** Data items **
= = =

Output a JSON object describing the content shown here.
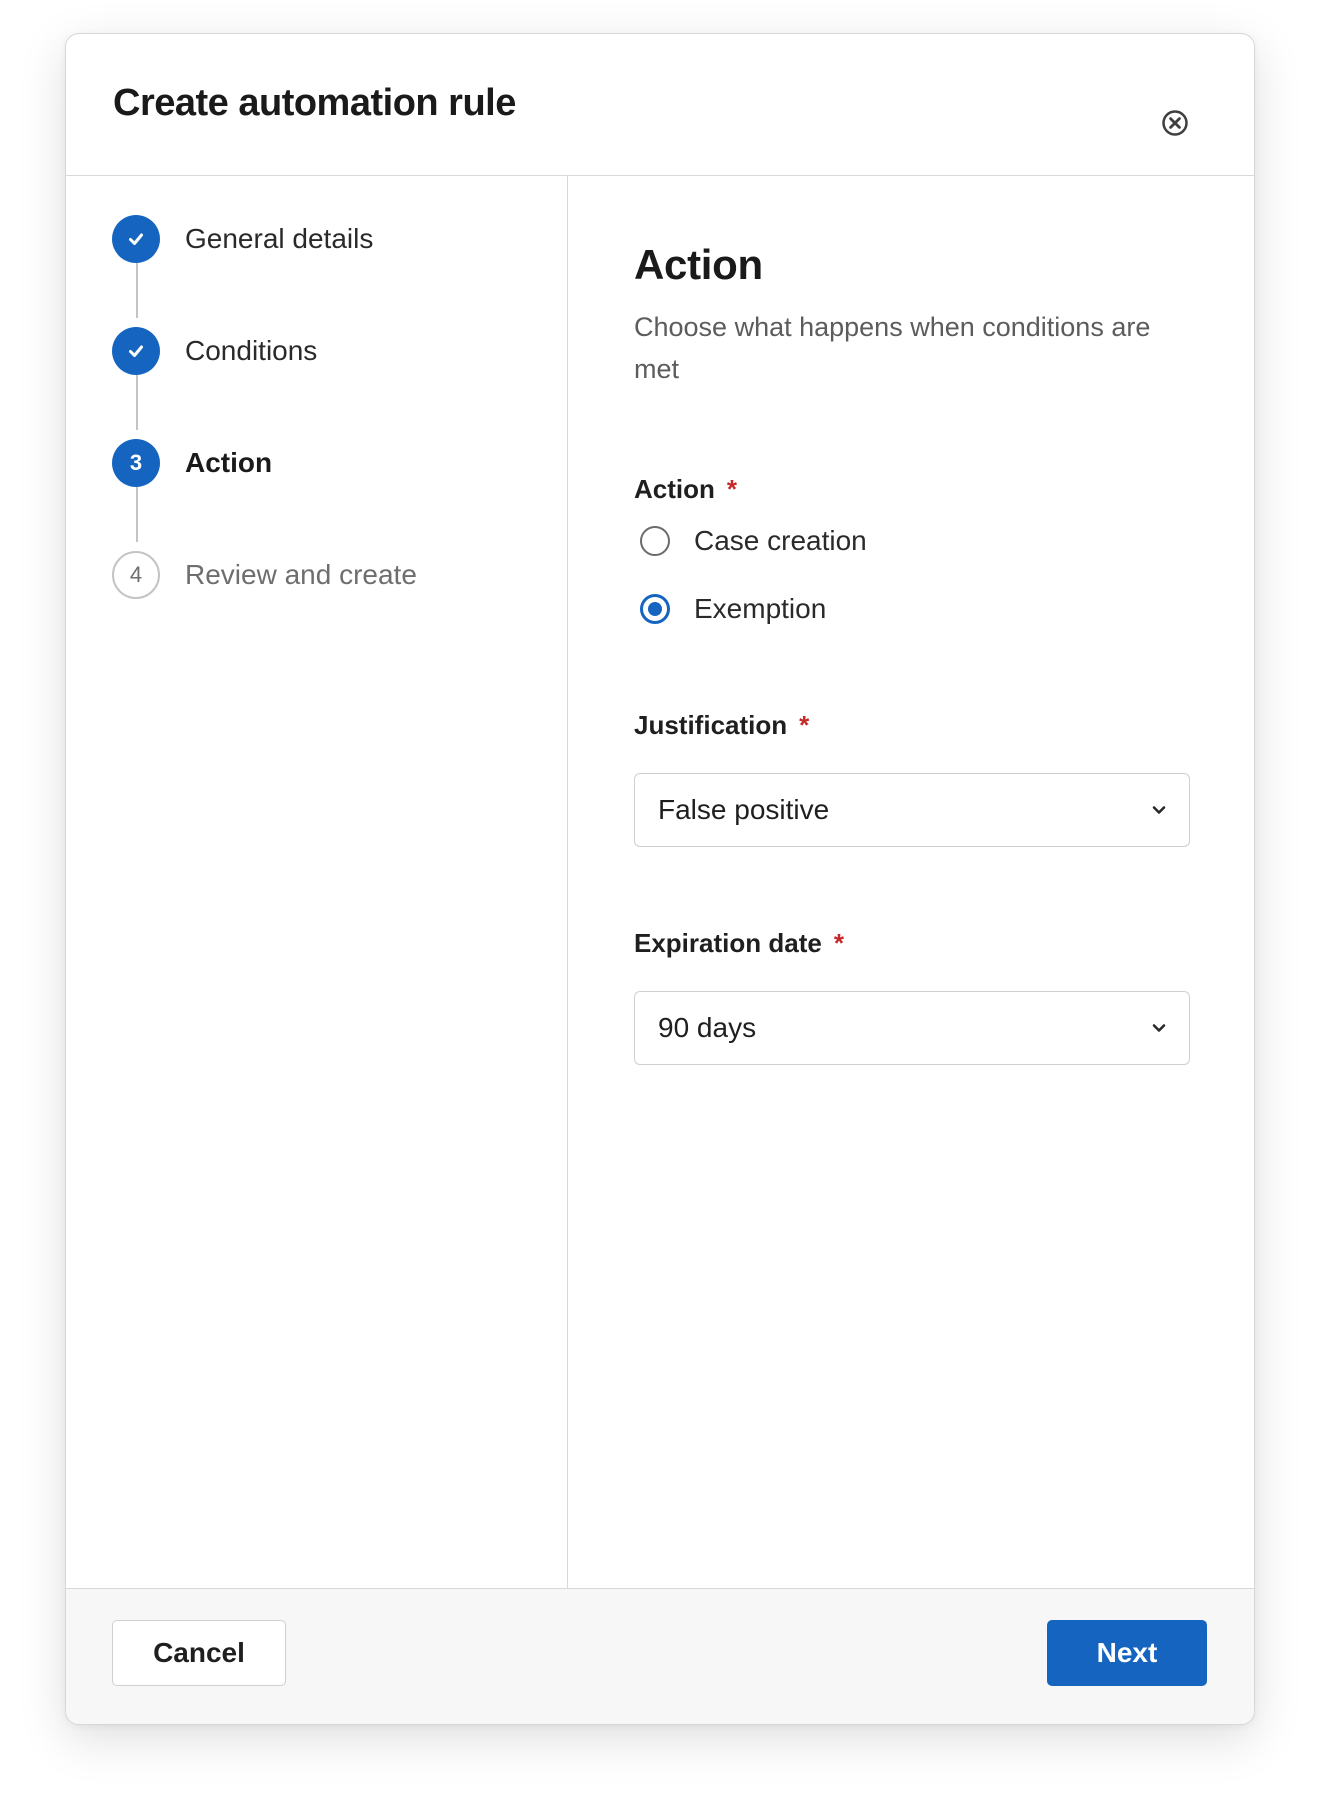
{
  "modal": {
    "title": "Create automation rule",
    "close_icon": "close-circle-icon"
  },
  "stepper": {
    "steps": [
      {
        "number": "1",
        "label": "General details",
        "state": "completed",
        "icon": "check-icon"
      },
      {
        "number": "2",
        "label": "Conditions",
        "state": "completed",
        "icon": "check-icon"
      },
      {
        "number": "3",
        "label": "Action",
        "state": "current"
      },
      {
        "number": "4",
        "label": "Review and create",
        "state": "upcoming"
      }
    ]
  },
  "content": {
    "title": "Action",
    "subtitle": "Choose what happens when conditions are met",
    "action_field": {
      "label": "Action",
      "required_mark": "*",
      "options": [
        {
          "label": "Case creation",
          "checked": false
        },
        {
          "label": "Exemption",
          "checked": true
        }
      ]
    },
    "justification_field": {
      "label": "Justification",
      "required_mark": "*",
      "value": "False positive"
    },
    "expiration_field": {
      "label": "Expiration date",
      "required_mark": "*",
      "value": "90 days"
    }
  },
  "footer": {
    "cancel_label": "Cancel",
    "next_label": "Next"
  },
  "colors": {
    "accent": "#1565c0",
    "required": "#c62828",
    "border": "#d9d9d9",
    "footer_bg": "#f7f7f7",
    "muted_text": "#6e6e6e"
  }
}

= = =

** The problem **
The material above must be printed exactly, with its pictures left out.

** Complete response **
Output a JSON object describing the content shown here.
{
  "modal": {
    "title": "Create automation rule",
    "close_icon": "close-circle-icon"
  },
  "stepper": {
    "steps": [
      {
        "number": "1",
        "label": "General details",
        "state": "completed",
        "icon": "check-icon"
      },
      {
        "number": "2",
        "label": "Conditions",
        "state": "completed",
        "icon": "check-icon"
      },
      {
        "number": "3",
        "label": "Action",
        "state": "current"
      },
      {
        "number": "4",
        "label": "Review and create",
        "state": "upcoming"
      }
    ]
  },
  "content": {
    "title": "Action",
    "subtitle": "Choose what happens when conditions are met",
    "action_field": {
      "label": "Action",
      "required_mark": "*",
      "options": [
        {
          "label": "Case creation",
          "checked": false
        },
        {
          "label": "Exemption",
          "checked": true
        }
      ]
    },
    "justification_field": {
      "label": "Justification",
      "required_mark": "*",
      "value": "False positive"
    },
    "expiration_field": {
      "label": "Expiration date",
      "required_mark": "*",
      "value": "90 days"
    }
  },
  "footer": {
    "cancel_label": "Cancel",
    "next_label": "Next"
  },
  "colors": {
    "accent": "#1565c0",
    "required": "#c62828",
    "border": "#d9d9d9",
    "footer_bg": "#f7f7f7",
    "muted_text": "#6e6e6e"
  }
}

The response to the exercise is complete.